EXERCISE REQUIREMENTS -> Render every entry exactly as it appears.

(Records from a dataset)
* * * * * * * * *

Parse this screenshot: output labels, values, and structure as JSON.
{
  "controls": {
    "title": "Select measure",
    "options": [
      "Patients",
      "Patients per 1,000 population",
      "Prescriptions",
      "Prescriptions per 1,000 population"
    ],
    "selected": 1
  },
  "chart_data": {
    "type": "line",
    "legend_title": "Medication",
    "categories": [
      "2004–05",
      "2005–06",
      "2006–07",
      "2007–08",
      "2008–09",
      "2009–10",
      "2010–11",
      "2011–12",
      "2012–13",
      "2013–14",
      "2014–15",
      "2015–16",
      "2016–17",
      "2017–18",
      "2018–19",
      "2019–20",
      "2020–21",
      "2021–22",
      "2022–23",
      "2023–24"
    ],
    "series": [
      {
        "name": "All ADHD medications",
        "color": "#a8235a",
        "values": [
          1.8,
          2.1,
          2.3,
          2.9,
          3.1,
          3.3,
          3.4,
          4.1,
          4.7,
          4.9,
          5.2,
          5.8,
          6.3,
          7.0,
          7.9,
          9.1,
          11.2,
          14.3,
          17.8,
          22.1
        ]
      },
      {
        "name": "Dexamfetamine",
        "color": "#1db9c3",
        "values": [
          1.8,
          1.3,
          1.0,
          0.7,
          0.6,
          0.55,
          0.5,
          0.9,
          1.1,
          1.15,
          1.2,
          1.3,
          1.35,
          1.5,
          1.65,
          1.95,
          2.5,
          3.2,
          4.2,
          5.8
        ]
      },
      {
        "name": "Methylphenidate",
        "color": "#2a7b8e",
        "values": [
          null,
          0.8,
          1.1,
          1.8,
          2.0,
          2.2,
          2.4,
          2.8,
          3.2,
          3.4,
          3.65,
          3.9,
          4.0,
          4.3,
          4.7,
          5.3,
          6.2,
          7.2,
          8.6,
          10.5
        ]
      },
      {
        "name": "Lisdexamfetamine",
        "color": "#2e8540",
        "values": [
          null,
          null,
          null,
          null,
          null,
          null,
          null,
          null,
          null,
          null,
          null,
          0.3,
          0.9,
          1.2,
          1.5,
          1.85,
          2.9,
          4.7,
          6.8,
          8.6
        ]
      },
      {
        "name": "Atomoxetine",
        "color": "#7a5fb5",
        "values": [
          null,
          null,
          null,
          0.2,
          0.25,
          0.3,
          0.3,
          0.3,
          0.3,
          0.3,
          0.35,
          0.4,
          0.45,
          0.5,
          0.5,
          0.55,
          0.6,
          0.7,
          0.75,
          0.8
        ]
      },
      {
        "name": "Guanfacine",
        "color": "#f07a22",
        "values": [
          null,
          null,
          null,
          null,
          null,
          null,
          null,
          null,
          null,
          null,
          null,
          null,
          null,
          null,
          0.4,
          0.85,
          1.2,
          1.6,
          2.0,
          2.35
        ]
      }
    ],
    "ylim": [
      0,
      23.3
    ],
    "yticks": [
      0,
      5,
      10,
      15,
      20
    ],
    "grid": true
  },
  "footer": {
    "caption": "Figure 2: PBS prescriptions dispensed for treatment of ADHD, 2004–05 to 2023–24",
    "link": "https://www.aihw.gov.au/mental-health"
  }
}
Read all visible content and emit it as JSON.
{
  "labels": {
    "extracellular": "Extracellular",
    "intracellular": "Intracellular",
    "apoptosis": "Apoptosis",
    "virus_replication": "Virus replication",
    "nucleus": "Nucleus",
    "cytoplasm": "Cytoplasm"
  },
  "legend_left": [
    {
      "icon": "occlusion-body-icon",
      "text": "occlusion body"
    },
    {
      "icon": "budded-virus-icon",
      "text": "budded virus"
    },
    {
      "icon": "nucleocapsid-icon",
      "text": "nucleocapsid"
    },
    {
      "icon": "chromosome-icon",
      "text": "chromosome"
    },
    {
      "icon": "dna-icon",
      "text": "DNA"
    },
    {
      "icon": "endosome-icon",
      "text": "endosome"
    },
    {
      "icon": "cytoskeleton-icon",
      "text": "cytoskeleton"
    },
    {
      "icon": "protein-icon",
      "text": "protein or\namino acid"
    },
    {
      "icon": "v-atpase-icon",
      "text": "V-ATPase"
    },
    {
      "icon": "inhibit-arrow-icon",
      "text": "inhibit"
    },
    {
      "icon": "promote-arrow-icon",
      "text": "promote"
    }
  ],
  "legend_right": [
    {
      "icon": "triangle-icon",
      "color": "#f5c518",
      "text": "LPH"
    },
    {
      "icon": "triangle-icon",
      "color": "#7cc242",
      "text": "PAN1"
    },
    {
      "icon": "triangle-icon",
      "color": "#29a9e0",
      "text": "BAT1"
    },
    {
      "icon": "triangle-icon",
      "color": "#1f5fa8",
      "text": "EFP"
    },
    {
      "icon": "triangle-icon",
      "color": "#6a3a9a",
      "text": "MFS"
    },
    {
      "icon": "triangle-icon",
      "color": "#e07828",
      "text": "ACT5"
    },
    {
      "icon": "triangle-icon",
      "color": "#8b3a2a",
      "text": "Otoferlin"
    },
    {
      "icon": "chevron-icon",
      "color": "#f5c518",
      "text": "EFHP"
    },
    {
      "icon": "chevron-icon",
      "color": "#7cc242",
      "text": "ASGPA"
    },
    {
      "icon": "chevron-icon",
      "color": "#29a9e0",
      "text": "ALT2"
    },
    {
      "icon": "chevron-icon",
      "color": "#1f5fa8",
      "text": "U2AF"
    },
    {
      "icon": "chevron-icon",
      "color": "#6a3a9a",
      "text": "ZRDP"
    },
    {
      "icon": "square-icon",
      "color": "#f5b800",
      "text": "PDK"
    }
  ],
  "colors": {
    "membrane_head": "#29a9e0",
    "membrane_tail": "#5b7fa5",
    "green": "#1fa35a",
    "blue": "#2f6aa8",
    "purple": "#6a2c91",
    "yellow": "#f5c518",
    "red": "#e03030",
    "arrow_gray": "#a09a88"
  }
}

* * * * * * * * *

EXERCISE RESULT ->
Parse this screenshot: output labels, values, and structure as JSON.
{
  "controls": {
    "title": "Select measure",
    "options": [
      "Patients",
      "Patients per 1,000 population",
      "Prescriptions",
      "Prescriptions per 1,000 population"
    ],
    "selected": 1
  },
  "chart_data": {
    "type": "line",
    "legend_title": "Medication",
    "categories": [
      "2004–05",
      "2005–06",
      "2006–07",
      "2007–08",
      "2008–09",
      "2009–10",
      "2010–11",
      "2011–12",
      "2012–13",
      "2013–14",
      "2014–15",
      "2015–16",
      "2016–17",
      "2017–18",
      "2018–19",
      "2019–20",
      "2020–21",
      "2021–22",
      "2022–23",
      "2023–24"
    ],
    "series": [
      {
        "name": "All ADHD medications",
        "color": "#a8235a",
        "values": [
          1.8,
          2.1,
          2.3,
          2.9,
          3.1,
          3.3,
          3.4,
          4.1,
          4.7,
          4.9,
          5.2,
          5.8,
          6.3,
          7.0,
          7.9,
          9.1,
          11.2,
          14.3,
          17.8,
          22.1
        ]
      },
      {
        "name": "Dexamfetamine",
        "color": "#1db9c3",
        "values": [
          1.8,
          1.3,
          1.0,
          0.7,
          0.6,
          0.55,
          0.5,
          0.9,
          1.1,
          1.15,
          1.2,
          1.3,
          1.35,
          1.5,
          1.65,
          1.95,
          2.5,
          3.2,
          4.2,
          5.8
        ]
      },
      {
        "name": "Methylphenidate",
        "color": "#2a7b8e",
        "values": [
          null,
          0.8,
          1.1,
          1.8,
          2.0,
          2.2,
          2.4,
          2.8,
          3.2,
          3.4,
          3.65,
          3.9,
          4.0,
          4.3,
          4.7,
          5.3,
          6.2,
          7.2,
          8.6,
          10.5
        ]
      },
      {
        "name": "Lisdexamfetamine",
        "color": "#2e8540",
        "values": [
          null,
          null,
          null,
          null,
          null,
          null,
          null,
          null,
          null,
          null,
          null,
          0.3,
          0.9,
          1.2,
          1.5,
          1.85,
          2.9,
          4.7,
          6.8,
          8.6
        ]
      },
      {
        "name": "Atomoxetine",
        "color": "#7a5fb5",
        "values": [
          null,
          null,
          null,
          0.2,
          0.25,
          0.3,
          0.3,
          0.3,
          0.3,
          0.3,
          0.35,
          0.4,
          0.45,
          0.5,
          0.5,
          0.55,
          0.6,
          0.7,
          0.75,
          0.8
        ]
      },
      {
        "name": "Guanfacine",
        "color": "#f07a22",
        "values": [
          null,
          null,
          null,
          null,
          null,
          null,
          null,
          null,
          null,
          null,
          null,
          null,
          null,
          null,
          0.4,
          0.85,
          1.2,
          1.6,
          2.0,
          2.35
        ]
      }
    ],
    "ylim": [
      0,
      23.3
    ],
    "yticks": [
      0,
      5,
      10,
      15,
      20
    ],
    "grid": true
  },
  "footer": {
    "caption": "Figure 2: PBS prescriptions dispensed for treatment of ADHD, 2004–05 to 2023–24",
    "link": "https://www.aihw.gov.au/mental-health"
  }
}
Read all visible content and emit it as JSON.
{
  "labels": {
    "extracellular": "Extracellular",
    "intracellular": "Intracellular",
    "apoptosis": "Apoptosis",
    "virus_replication": "Virus replication",
    "nucleus": "Nucleus",
    "cytoplasm": "Cytoplasm"
  },
  "legend_left": [
    {
      "icon": "occlusion-body-icon",
      "text": "occlusion body"
    },
    {
      "icon": "budded-virus-icon",
      "text": "budded virus"
    },
    {
      "icon": "nucleocapsid-icon",
      "text": "nucleocapsid"
    },
    {
      "icon": "chromosome-icon",
      "text": "chromosome"
    },
    {
      "icon": "dna-icon",
      "text": "DNA"
    },
    {
      "icon": "endosome-icon",
      "text": "endosome"
    },
    {
      "icon": "cytoskeleton-icon",
      "text": "cytoskeleton"
    },
    {
      "icon": "protein-icon",
      "text": "protein or\namino acid"
    },
    {
      "icon": "v-atpase-icon",
      "text": "V-ATPase"
    },
    {
      "icon": "inhibit-arrow-icon",
      "text": "inhibit"
    },
    {
      "icon": "promote-arrow-icon",
      "text": "promote"
    }
  ],
  "legend_right": [
    {
      "icon": "triangle-icon",
      "color": "#f5c518",
      "text": "LPH"
    },
    {
      "icon": "triangle-icon",
      "color": "#7cc242",
      "text": "PAN1"
    },
    {
      "icon": "triangle-icon",
      "color": "#29a9e0",
      "text": "BAT1"
    },
    {
      "icon": "triangle-icon",
      "color": "#1f5fa8",
      "text": "EFP"
    },
    {
      "icon": "triangle-icon",
      "color": "#6a3a9a",
      "text": "MFS"
    },
    {
      "icon": "triangle-icon",
      "color": "#e07828",
      "text": "ACT5"
    },
    {
      "icon": "triangle-icon",
      "color": "#8b3a2a",
      "text": "Otoferlin"
    },
    {
      "icon": "chevron-icon",
      "color": "#f5c518",
      "text": "EFHP"
    },
    {
      "icon": "chevron-icon",
      "color": "#7cc242",
      "text": "ASGPA"
    },
    {
      "icon": "chevron-icon",
      "color": "#29a9e0",
      "text": "ALT2"
    },
    {
      "icon": "chevron-icon",
      "color": "#1f5fa8",
      "text": "U2AF"
    },
    {
      "icon": "chevron-icon",
      "color": "#6a3a9a",
      "text": "ZRDP"
    },
    {
      "icon": "square-icon",
      "color": "#f5b800",
      "text": "PDK"
    }
  ],
  "colors": {
    "membrane_head": "#29a9e0",
    "membrane_tail": "#5b7fa5",
    "green": "#1fa35a",
    "blue": "#2f6aa8",
    "purple": "#6a2c91",
    "yellow": "#f5c518",
    "red": "#e03030",
    "arrow_gray": "#a09a88"
  }
}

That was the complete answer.